Items from a dataset

**********

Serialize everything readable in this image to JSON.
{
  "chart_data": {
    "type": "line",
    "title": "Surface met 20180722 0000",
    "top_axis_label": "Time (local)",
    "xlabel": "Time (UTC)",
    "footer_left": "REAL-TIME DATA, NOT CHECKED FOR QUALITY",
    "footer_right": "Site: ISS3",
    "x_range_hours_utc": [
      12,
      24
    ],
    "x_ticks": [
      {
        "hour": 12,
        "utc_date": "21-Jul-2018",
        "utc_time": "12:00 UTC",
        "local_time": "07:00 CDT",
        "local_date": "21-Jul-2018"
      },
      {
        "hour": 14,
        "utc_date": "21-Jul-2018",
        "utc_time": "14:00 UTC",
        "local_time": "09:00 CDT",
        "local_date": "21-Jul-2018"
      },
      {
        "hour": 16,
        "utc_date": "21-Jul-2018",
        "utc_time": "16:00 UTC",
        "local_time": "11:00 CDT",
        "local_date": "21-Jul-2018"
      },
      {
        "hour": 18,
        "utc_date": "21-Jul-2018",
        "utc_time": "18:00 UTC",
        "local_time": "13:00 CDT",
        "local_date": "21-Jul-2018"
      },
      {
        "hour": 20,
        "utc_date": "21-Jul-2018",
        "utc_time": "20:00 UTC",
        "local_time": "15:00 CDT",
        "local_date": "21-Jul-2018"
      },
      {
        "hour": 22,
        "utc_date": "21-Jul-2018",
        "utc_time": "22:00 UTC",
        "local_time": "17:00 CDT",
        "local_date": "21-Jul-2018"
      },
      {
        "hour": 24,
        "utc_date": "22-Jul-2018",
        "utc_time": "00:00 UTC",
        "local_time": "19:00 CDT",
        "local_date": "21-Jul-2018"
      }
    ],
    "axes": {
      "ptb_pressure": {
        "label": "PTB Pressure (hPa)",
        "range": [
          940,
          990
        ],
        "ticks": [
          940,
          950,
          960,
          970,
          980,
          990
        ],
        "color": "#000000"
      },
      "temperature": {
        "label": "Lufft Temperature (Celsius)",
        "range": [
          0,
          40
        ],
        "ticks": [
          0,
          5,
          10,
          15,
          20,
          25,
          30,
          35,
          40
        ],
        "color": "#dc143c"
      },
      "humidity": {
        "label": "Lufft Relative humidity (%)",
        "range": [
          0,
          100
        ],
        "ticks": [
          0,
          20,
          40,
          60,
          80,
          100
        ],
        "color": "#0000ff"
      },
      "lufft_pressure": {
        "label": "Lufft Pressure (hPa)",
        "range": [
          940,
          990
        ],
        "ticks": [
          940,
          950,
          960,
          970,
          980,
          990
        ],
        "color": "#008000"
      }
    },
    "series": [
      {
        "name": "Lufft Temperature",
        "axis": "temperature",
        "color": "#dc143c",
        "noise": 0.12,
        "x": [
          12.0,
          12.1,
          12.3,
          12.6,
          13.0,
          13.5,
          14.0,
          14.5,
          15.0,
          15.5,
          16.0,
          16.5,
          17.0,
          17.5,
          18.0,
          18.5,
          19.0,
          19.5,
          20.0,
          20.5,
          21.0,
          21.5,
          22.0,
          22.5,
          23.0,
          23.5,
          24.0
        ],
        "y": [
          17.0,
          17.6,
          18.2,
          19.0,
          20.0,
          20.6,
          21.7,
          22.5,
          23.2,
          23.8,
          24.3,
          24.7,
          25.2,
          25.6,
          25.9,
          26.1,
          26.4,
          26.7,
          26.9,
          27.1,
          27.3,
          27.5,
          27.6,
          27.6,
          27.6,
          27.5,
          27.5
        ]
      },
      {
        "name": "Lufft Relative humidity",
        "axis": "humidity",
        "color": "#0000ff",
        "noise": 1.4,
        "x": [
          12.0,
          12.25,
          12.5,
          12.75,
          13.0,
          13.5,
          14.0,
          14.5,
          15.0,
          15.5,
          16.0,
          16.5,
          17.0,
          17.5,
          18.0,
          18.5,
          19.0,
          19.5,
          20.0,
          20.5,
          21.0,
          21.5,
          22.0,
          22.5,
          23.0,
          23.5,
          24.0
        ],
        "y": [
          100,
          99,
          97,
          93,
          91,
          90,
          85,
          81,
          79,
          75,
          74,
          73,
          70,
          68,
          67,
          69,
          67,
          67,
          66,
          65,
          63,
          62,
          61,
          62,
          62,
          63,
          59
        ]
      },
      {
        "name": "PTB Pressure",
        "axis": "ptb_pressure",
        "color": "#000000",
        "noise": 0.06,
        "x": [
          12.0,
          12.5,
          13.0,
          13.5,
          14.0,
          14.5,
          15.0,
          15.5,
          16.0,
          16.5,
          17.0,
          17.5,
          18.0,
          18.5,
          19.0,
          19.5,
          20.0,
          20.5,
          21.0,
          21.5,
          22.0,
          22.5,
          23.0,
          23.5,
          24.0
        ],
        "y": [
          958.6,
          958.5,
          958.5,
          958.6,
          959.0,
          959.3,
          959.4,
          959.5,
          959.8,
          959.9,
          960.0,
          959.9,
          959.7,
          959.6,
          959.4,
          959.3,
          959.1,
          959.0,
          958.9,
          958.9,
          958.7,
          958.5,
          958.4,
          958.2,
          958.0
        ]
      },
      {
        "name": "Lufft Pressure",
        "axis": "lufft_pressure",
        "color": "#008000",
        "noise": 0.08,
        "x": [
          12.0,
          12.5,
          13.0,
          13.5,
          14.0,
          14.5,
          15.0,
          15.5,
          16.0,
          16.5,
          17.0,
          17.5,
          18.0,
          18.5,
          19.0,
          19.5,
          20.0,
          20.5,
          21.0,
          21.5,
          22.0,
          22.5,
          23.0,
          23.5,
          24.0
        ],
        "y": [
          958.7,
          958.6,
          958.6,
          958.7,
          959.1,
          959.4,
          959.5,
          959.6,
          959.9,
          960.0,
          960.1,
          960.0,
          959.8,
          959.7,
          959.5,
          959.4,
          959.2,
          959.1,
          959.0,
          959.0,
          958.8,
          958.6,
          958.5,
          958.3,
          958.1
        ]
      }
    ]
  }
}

**********

§ Problem to work on
Print the entries exactly. Include every one.

§ Reply to the exercise
Serialize everything readable in this image to JSON.
{
  "chart_data": {
    "type": "line",
    "title": "Surface met 20180722 0000",
    "top_axis_label": "Time (local)",
    "xlabel": "Time (UTC)",
    "footer_left": "REAL-TIME DATA, NOT CHECKED FOR QUALITY",
    "footer_right": "Site: ISS3",
    "x_range_hours_utc": [
      12,
      24
    ],
    "x_ticks": [
      {
        "hour": 12,
        "utc_date": "21-Jul-2018",
        "utc_time": "12:00 UTC",
        "local_time": "07:00 CDT",
        "local_date": "21-Jul-2018"
      },
      {
        "hour": 14,
        "utc_date": "21-Jul-2018",
        "utc_time": "14:00 UTC",
        "local_time": "09:00 CDT",
        "local_date": "21-Jul-2018"
      },
      {
        "hour": 16,
        "utc_date": "21-Jul-2018",
        "utc_time": "16:00 UTC",
        "local_time": "11:00 CDT",
        "local_date": "21-Jul-2018"
      },
      {
        "hour": 18,
        "utc_date": "21-Jul-2018",
        "utc_time": "18:00 UTC",
        "local_time": "13:00 CDT",
        "local_date": "21-Jul-2018"
      },
      {
        "hour": 20,
        "utc_date": "21-Jul-2018",
        "utc_time": "20:00 UTC",
        "local_time": "15:00 CDT",
        "local_date": "21-Jul-2018"
      },
      {
        "hour": 22,
        "utc_date": "21-Jul-2018",
        "utc_time": "22:00 UTC",
        "local_time": "17:00 CDT",
        "local_date": "21-Jul-2018"
      },
      {
        "hour": 24,
        "utc_date": "22-Jul-2018",
        "utc_time": "00:00 UTC",
        "local_time": "19:00 CDT",
        "local_date": "21-Jul-2018"
      }
    ],
    "axes": {
      "ptb_pressure": {
        "label": "PTB Pressure (hPa)",
        "range": [
          940,
          990
        ],
        "ticks": [
          940,
          950,
          960,
          970,
          980,
          990
        ],
        "color": "#000000"
      },
      "temperature": {
        "label": "Lufft Temperature (Celsius)",
        "range": [
          0,
          40
        ],
        "ticks": [
          0,
          5,
          10,
          15,
          20,
          25,
          30,
          35,
          40
        ],
        "color": "#dc143c"
      },
      "humidity": {
        "label": "Lufft Relative humidity (%)",
        "range": [
          0,
          100
        ],
        "ticks": [
          0,
          20,
          40,
          60,
          80,
          100
        ],
        "color": "#0000ff"
      },
      "lufft_pressure": {
        "label": "Lufft Pressure (hPa)",
        "range": [
          940,
          990
        ],
        "ticks": [
          940,
          950,
          960,
          970,
          980,
          990
        ],
        "color": "#008000"
      }
    },
    "series": [
      {
        "name": "Lufft Temperature",
        "axis": "temperature",
        "color": "#dc143c",
        "noise": 0.12,
        "x": [
          12.0,
          12.1,
          12.3,
          12.6,
          13.0,
          13.5,
          14.0,
          14.5,
          15.0,
          15.5,
          16.0,
          16.5,
          17.0,
          17.5,
          18.0,
          18.5,
          19.0,
          19.5,
          20.0,
          20.5,
          21.0,
          21.5,
          22.0,
          22.5,
          23.0,
          23.5,
          24.0
        ],
        "y": [
          17.0,
          17.6,
          18.2,
          19.0,
          20.0,
          20.6,
          21.7,
          22.5,
          23.2,
          23.8,
          24.3,
          24.7,
          25.2,
          25.6,
          25.9,
          26.1,
          26.4,
          26.7,
          26.9,
          27.1,
          27.3,
          27.5,
          27.6,
          27.6,
          27.6,
          27.5,
          27.5
        ]
      },
      {
        "name": "Lufft Relative humidity",
        "axis": "humidity",
        "color": "#0000ff",
        "noise": 1.4,
        "x": [
          12.0,
          12.25,
          12.5,
          12.75,
          13.0,
          13.5,
          14.0,
          14.5,
          15.0,
          15.5,
          16.0,
          16.5,
          17.0,
          17.5,
          18.0,
          18.5,
          19.0,
          19.5,
          20.0,
          20.5,
          21.0,
          21.5,
          22.0,
          22.5,
          23.0,
          23.5,
          24.0
        ],
        "y": [
          100,
          99,
          97,
          93,
          91,
          90,
          85,
          81,
          79,
          75,
          74,
          73,
          70,
          68,
          67,
          69,
          67,
          67,
          66,
          65,
          63,
          62,
          61,
          62,
          62,
          63,
          59
        ]
      },
      {
        "name": "PTB Pressure",
        "axis": "ptb_pressure",
        "color": "#000000",
        "noise": 0.06,
        "x": [
          12.0,
          12.5,
          13.0,
          13.5,
          14.0,
          14.5,
          15.0,
          15.5,
          16.0,
          16.5,
          17.0,
          17.5,
          18.0,
          18.5,
          19.0,
          19.5,
          20.0,
          20.5,
          21.0,
          21.5,
          22.0,
          22.5,
          23.0,
          23.5,
          24.0
        ],
        "y": [
          958.6,
          958.5,
          958.5,
          958.6,
          959.0,
          959.3,
          959.4,
          959.5,
          959.8,
          959.9,
          960.0,
          959.9,
          959.7,
          959.6,
          959.4,
          959.3,
          959.1,
          959.0,
          958.9,
          958.9,
          958.7,
          958.5,
          958.4,
          958.2,
          958.0
        ]
      },
      {
        "name": "Lufft Pressure",
        "axis": "lufft_pressure",
        "color": "#008000",
        "noise": 0.08,
        "x": [
          12.0,
          12.5,
          13.0,
          13.5,
          14.0,
          14.5,
          15.0,
          15.5,
          16.0,
          16.5,
          17.0,
          17.5,
          18.0,
          18.5,
          19.0,
          19.5,
          20.0,
          20.5,
          21.0,
          21.5,
          22.0,
          22.5,
          23.0,
          23.5,
          24.0
        ],
        "y": [
          958.7,
          958.6,
          958.6,
          958.7,
          959.1,
          959.4,
          959.5,
          959.6,
          959.9,
          960.0,
          960.1,
          960.0,
          959.8,
          959.7,
          959.5,
          959.4,
          959.2,
          959.1,
          959.0,
          959.0,
          958.8,
          958.6,
          958.5,
          958.3,
          958.1
        ]
      }
    ]
  }
}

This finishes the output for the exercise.